■ WORK INSTRUCTIONS: Rewrite the data below, replacing every "data-label" with "value-label" and keeping everything else the same. Leave the pictures out of your answer.

-*-*-

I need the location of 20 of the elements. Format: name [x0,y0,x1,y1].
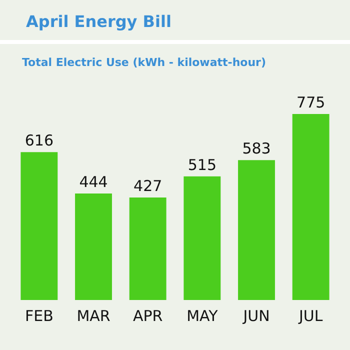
bar [184,176,221,300]
data-label: 444 [79,172,108,191]
data-label: 616 [24,132,54,150]
x-tick-label: MAR [76,306,110,325]
x-tick-label: APR [132,306,163,325]
x-tick-label: JUL [298,306,324,325]
chart-title: April Energy Bill [26,12,172,31]
bar [129,198,166,300]
x-tick-label: MAY [186,306,219,325]
bar [75,193,112,300]
x-tick-label: FEB [24,306,54,325]
data-label: 775 [296,93,326,112]
x-tick-label: JUN [242,306,270,325]
bar [238,160,275,300]
chart-subtitle: Total Electric Use (kWh - kilowatt-hour) [22,56,266,69]
bar [292,114,330,300]
data-label: 515 [188,156,216,174]
data-label: 583 [242,139,271,158]
data-label: 427 [134,176,162,195]
bar [20,152,58,300]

-*-*-

■ THE SOLUTION:
I need the location of 20 of the elements. Format: name [x0,y0,x1,y1].
bar [184,176,221,300]
value-label: 444 [79,172,108,191]
value-label: 616 [24,132,54,150]
x-tick-label: MAR [76,306,110,325]
x-tick-label: APR [132,306,163,325]
x-tick-label: JUL [298,306,324,325]
chart-title: April Energy Bill [26,12,172,31]
bar [129,198,166,300]
x-tick-label: MAY [186,306,219,325]
bar [75,193,112,300]
x-tick-label: FEB [24,306,54,325]
value-label: 775 [296,93,326,112]
x-tick-label: JUN [242,306,270,325]
bar [238,160,275,300]
chart-subtitle: Total Electric Use (kWh - kilowatt-hour) [22,56,266,69]
bar [292,114,330,300]
value-label: 515 [188,156,216,174]
value-label: 583 [242,139,271,158]
value-label: 427 [134,176,162,195]
bar [20,152,58,300]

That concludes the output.